Task statement —
Look for the word "only" in the entries below, then copy every line that has it.

+===+

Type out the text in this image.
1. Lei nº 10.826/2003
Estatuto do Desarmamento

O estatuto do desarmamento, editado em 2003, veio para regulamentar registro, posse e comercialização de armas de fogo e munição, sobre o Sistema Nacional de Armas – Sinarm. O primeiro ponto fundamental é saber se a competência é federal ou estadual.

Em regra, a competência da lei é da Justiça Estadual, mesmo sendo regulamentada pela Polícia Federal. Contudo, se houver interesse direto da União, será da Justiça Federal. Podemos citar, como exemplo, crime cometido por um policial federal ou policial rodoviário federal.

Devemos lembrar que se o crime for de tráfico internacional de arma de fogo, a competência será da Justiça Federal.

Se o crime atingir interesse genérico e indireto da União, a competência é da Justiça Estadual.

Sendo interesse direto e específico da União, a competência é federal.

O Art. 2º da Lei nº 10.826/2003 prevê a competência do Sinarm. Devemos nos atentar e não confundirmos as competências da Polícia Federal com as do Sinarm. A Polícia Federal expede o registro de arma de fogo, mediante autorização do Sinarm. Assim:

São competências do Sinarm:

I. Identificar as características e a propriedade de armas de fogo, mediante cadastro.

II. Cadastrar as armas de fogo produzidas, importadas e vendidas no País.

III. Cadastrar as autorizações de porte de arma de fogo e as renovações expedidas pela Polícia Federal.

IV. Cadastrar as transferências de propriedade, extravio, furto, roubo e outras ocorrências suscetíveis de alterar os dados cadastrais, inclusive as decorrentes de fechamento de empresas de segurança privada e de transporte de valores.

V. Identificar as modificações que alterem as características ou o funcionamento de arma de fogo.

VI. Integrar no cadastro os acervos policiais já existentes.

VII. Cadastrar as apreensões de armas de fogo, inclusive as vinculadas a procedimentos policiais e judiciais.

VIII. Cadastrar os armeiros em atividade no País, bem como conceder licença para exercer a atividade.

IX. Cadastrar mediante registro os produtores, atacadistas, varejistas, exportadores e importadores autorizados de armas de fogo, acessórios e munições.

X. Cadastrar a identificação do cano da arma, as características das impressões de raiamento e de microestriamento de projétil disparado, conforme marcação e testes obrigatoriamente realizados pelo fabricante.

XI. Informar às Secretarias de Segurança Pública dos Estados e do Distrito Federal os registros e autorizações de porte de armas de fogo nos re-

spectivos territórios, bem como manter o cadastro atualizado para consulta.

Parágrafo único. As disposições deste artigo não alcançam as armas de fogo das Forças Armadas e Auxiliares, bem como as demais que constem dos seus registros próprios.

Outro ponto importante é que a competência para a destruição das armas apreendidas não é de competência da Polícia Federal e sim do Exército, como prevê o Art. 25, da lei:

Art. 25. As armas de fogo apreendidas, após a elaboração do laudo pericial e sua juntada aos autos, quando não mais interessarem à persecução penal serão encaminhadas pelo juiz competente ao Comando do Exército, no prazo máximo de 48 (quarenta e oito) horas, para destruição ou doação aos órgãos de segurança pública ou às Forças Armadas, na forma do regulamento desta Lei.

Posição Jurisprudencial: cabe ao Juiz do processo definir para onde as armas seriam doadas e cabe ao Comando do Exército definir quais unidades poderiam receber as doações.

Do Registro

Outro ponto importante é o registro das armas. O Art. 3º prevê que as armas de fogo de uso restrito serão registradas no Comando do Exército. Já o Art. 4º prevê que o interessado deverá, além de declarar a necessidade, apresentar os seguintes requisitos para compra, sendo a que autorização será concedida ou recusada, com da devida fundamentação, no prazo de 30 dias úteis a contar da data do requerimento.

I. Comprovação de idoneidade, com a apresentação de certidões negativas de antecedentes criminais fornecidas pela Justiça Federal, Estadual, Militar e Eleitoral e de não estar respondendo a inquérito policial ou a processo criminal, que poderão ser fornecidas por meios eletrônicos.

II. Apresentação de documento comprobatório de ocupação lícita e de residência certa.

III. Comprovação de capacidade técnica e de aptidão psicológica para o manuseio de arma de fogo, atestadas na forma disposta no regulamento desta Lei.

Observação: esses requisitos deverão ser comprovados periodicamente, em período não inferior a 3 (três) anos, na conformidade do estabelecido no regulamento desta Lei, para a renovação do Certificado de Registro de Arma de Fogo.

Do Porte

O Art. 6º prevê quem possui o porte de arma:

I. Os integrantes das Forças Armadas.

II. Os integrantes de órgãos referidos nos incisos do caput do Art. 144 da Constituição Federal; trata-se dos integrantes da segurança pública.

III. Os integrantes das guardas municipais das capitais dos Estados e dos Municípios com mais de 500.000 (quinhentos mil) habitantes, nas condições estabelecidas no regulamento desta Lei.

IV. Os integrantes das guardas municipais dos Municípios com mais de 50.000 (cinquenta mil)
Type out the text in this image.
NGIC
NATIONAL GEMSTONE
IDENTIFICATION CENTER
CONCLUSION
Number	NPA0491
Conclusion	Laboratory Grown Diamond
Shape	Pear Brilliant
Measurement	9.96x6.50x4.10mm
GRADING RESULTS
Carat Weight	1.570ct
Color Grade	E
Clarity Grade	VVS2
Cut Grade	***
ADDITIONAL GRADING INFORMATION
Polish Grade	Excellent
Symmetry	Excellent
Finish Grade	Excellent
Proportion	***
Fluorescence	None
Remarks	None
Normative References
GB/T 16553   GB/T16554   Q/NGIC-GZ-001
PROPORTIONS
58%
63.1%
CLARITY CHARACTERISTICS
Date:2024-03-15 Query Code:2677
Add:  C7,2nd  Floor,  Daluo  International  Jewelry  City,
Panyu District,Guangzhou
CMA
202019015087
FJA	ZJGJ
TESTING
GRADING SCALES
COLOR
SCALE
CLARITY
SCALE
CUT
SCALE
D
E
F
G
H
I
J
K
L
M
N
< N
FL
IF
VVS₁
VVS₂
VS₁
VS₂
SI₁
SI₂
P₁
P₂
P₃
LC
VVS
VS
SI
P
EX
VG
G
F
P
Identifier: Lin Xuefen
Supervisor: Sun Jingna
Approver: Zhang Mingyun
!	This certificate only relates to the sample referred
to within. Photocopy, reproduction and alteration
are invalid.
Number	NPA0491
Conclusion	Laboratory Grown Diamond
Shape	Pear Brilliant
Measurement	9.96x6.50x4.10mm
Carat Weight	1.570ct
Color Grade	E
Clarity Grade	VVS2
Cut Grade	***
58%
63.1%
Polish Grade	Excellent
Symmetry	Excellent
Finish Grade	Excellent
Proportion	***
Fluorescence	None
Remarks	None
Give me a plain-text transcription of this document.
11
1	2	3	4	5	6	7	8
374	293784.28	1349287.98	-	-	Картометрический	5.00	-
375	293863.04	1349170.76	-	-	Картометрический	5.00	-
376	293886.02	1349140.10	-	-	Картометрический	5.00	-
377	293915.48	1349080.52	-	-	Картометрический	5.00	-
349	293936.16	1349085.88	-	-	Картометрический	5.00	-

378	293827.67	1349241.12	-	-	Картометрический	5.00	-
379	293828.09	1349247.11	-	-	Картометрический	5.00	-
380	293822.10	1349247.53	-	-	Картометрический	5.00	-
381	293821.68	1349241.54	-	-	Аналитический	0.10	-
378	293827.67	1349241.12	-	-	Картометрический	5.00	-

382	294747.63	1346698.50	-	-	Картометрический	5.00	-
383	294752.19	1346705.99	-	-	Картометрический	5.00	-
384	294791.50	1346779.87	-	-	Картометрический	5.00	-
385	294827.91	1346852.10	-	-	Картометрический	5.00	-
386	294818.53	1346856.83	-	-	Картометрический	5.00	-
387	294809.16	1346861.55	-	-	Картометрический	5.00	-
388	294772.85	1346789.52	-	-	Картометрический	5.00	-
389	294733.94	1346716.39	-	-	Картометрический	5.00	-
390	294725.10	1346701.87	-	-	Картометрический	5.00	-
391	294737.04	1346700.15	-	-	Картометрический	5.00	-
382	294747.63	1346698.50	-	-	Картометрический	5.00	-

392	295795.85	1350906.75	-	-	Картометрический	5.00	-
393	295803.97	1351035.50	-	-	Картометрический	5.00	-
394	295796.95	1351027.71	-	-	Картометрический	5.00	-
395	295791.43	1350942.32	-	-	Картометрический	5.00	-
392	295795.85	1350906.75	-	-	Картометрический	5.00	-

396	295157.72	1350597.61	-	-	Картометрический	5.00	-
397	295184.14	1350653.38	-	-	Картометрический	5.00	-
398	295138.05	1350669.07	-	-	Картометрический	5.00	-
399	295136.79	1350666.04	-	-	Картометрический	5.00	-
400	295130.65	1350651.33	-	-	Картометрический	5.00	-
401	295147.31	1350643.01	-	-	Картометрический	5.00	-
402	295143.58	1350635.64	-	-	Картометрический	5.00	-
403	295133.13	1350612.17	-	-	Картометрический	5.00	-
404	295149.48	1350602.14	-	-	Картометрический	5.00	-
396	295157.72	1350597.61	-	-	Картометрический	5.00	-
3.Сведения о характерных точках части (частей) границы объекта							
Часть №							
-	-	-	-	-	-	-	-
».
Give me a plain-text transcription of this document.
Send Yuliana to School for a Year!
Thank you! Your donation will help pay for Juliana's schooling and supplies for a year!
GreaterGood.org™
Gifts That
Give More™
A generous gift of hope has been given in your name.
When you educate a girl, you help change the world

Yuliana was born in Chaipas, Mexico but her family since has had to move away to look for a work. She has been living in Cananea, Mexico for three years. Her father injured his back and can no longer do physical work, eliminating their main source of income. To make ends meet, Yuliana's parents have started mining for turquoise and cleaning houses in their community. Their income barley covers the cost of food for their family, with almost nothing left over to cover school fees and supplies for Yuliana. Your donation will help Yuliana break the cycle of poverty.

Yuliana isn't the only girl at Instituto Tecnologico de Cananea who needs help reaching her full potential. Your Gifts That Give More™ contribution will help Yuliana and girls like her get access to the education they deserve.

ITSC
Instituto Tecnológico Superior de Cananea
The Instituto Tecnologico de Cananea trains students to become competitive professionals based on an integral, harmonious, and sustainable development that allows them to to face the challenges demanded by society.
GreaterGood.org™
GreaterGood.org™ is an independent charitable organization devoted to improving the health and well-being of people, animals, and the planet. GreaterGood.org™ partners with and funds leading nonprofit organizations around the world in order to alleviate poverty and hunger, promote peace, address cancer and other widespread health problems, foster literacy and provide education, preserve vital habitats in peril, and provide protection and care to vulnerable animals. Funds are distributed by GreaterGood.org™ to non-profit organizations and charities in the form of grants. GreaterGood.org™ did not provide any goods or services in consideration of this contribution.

+===+

Task answer —
!	This certificate only relates to the sample referred
Yuliana isn't the only girl at Instituto Tecnologico de Cananea who needs help reaching her full potential. Your Gifts That Give More™ contribution will help Yuliana and girls like her get access to the education they deserve.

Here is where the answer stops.